-------- EXERCISE DATA --------

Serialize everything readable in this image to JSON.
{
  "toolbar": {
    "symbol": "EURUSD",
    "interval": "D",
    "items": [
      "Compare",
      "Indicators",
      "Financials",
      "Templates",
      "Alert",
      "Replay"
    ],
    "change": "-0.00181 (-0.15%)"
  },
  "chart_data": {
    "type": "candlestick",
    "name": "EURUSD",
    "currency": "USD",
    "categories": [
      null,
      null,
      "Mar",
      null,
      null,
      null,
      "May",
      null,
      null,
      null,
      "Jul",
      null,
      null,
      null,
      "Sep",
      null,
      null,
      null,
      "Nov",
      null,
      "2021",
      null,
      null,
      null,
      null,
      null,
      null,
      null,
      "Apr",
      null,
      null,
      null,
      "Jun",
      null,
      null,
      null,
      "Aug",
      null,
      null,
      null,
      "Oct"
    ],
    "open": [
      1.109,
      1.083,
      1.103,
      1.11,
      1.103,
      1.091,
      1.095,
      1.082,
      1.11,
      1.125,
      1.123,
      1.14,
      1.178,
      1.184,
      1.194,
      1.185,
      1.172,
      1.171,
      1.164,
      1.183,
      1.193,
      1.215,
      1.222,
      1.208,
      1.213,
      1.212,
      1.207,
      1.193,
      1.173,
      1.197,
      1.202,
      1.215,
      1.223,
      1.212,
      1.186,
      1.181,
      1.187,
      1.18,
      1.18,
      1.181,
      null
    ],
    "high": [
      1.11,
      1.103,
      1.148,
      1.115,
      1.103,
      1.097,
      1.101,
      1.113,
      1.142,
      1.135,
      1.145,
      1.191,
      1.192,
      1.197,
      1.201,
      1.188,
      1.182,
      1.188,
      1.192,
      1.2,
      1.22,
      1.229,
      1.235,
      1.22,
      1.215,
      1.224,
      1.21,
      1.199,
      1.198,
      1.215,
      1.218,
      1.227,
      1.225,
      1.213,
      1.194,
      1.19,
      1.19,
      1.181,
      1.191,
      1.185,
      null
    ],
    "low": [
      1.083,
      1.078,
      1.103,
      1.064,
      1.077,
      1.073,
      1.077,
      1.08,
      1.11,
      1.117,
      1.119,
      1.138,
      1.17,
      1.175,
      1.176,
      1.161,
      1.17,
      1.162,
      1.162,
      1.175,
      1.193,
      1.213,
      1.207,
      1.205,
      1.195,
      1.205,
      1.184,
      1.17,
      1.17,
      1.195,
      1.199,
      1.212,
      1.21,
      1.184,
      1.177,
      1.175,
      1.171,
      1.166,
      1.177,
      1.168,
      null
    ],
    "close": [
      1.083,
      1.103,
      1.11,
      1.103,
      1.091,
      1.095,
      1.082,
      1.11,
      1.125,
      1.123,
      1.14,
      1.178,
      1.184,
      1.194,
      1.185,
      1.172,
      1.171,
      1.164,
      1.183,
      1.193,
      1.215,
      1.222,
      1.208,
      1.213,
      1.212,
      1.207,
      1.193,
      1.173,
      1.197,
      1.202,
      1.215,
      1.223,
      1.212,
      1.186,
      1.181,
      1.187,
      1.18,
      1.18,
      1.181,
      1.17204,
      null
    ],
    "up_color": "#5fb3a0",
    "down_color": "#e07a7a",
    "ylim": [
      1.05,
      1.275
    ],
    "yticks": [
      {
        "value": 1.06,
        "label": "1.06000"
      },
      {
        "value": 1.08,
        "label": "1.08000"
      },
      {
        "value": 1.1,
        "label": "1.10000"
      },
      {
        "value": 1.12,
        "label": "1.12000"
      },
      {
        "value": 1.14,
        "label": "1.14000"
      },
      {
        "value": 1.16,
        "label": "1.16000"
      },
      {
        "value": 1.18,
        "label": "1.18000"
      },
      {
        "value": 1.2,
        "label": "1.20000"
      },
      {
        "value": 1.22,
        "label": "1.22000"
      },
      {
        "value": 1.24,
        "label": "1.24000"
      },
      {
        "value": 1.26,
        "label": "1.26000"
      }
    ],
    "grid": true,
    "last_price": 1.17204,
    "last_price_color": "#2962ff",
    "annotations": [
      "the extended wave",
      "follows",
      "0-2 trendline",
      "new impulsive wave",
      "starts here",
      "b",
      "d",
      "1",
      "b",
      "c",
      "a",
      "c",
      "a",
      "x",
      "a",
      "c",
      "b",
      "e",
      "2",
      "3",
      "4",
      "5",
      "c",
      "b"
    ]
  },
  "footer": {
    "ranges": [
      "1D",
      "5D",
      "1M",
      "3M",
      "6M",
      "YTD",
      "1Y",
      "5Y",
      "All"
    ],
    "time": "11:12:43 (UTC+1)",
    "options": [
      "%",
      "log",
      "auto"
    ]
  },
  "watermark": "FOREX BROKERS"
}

--------

[SHORT EXERCISE]
Make an exact copy of every entry.

[EXERCISE RESPONSE]
Serialize everything readable in this image to JSON.
{
  "toolbar": {
    "symbol": "EURUSD",
    "interval": "D",
    "items": [
      "Compare",
      "Indicators",
      "Financials",
      "Templates",
      "Alert",
      "Replay"
    ],
    "change": "-0.00181 (-0.15%)"
  },
  "chart_data": {
    "type": "candlestick",
    "name": "EURUSD",
    "currency": "USD",
    "categories": [
      null,
      null,
      "Mar",
      null,
      null,
      null,
      "May",
      null,
      null,
      null,
      "Jul",
      null,
      null,
      null,
      "Sep",
      null,
      null,
      null,
      "Nov",
      null,
      "2021",
      null,
      null,
      null,
      null,
      null,
      null,
      null,
      "Apr",
      null,
      null,
      null,
      "Jun",
      null,
      null,
      null,
      "Aug",
      null,
      null,
      null,
      "Oct"
    ],
    "open": [
      1.109,
      1.083,
      1.103,
      1.11,
      1.103,
      1.091,
      1.095,
      1.082,
      1.11,
      1.125,
      1.123,
      1.14,
      1.178,
      1.184,
      1.194,
      1.185,
      1.172,
      1.171,
      1.164,
      1.183,
      1.193,
      1.215,
      1.222,
      1.208,
      1.213,
      1.212,
      1.207,
      1.193,
      1.173,
      1.197,
      1.202,
      1.215,
      1.223,
      1.212,
      1.186,
      1.181,
      1.187,
      1.18,
      1.18,
      1.181,
      null
    ],
    "high": [
      1.11,
      1.103,
      1.148,
      1.115,
      1.103,
      1.097,
      1.101,
      1.113,
      1.142,
      1.135,
      1.145,
      1.191,
      1.192,
      1.197,
      1.201,
      1.188,
      1.182,
      1.188,
      1.192,
      1.2,
      1.22,
      1.229,
      1.235,
      1.22,
      1.215,
      1.224,
      1.21,
      1.199,
      1.198,
      1.215,
      1.218,
      1.227,
      1.225,
      1.213,
      1.194,
      1.19,
      1.19,
      1.181,
      1.191,
      1.185,
      null
    ],
    "low": [
      1.083,
      1.078,
      1.103,
      1.064,
      1.077,
      1.073,
      1.077,
      1.08,
      1.11,
      1.117,
      1.119,
      1.138,
      1.17,
      1.175,
      1.176,
      1.161,
      1.17,
      1.162,
      1.162,
      1.175,
      1.193,
      1.213,
      1.207,
      1.205,
      1.195,
      1.205,
      1.184,
      1.17,
      1.17,
      1.195,
      1.199,
      1.212,
      1.21,
      1.184,
      1.177,
      1.175,
      1.171,
      1.166,
      1.177,
      1.168,
      null
    ],
    "close": [
      1.083,
      1.103,
      1.11,
      1.103,
      1.091,
      1.095,
      1.082,
      1.11,
      1.125,
      1.123,
      1.14,
      1.178,
      1.184,
      1.194,
      1.185,
      1.172,
      1.171,
      1.164,
      1.183,
      1.193,
      1.215,
      1.222,
      1.208,
      1.213,
      1.212,
      1.207,
      1.193,
      1.173,
      1.197,
      1.202,
      1.215,
      1.223,
      1.212,
      1.186,
      1.181,
      1.187,
      1.18,
      1.18,
      1.181,
      1.17204,
      null
    ],
    "up_color": "#5fb3a0",
    "down_color": "#e07a7a",
    "ylim": [
      1.05,
      1.275
    ],
    "yticks": [
      {
        "value": 1.06,
        "label": "1.06000"
      },
      {
        "value": 1.08,
        "label": "1.08000"
      },
      {
        "value": 1.1,
        "label": "1.10000"
      },
      {
        "value": 1.12,
        "label": "1.12000"
      },
      {
        "value": 1.14,
        "label": "1.14000"
      },
      {
        "value": 1.16,
        "label": "1.16000"
      },
      {
        "value": 1.18,
        "label": "1.18000"
      },
      {
        "value": 1.2,
        "label": "1.20000"
      },
      {
        "value": 1.22,
        "label": "1.22000"
      },
      {
        "value": 1.24,
        "label": "1.24000"
      },
      {
        "value": 1.26,
        "label": "1.26000"
      }
    ],
    "grid": true,
    "last_price": 1.17204,
    "last_price_color": "#2962ff",
    "annotations": [
      "the extended wave",
      "follows",
      "0-2 trendline",
      "new impulsive wave",
      "starts here",
      "b",
      "d",
      "1",
      "b",
      "c",
      "a",
      "c",
      "a",
      "x",
      "a",
      "c",
      "b",
      "e",
      "2",
      "3",
      "4",
      "5",
      "c",
      "b"
    ]
  },
  "footer": {
    "ranges": [
      "1D",
      "5D",
      "1M",
      "3M",
      "6M",
      "YTD",
      "1Y",
      "5Y",
      "All"
    ],
    "time": "11:12:43 (UTC+1)",
    "options": [
      "%",
      "log",
      "auto"
    ]
  },
  "watermark": "FOREX BROKERS"
}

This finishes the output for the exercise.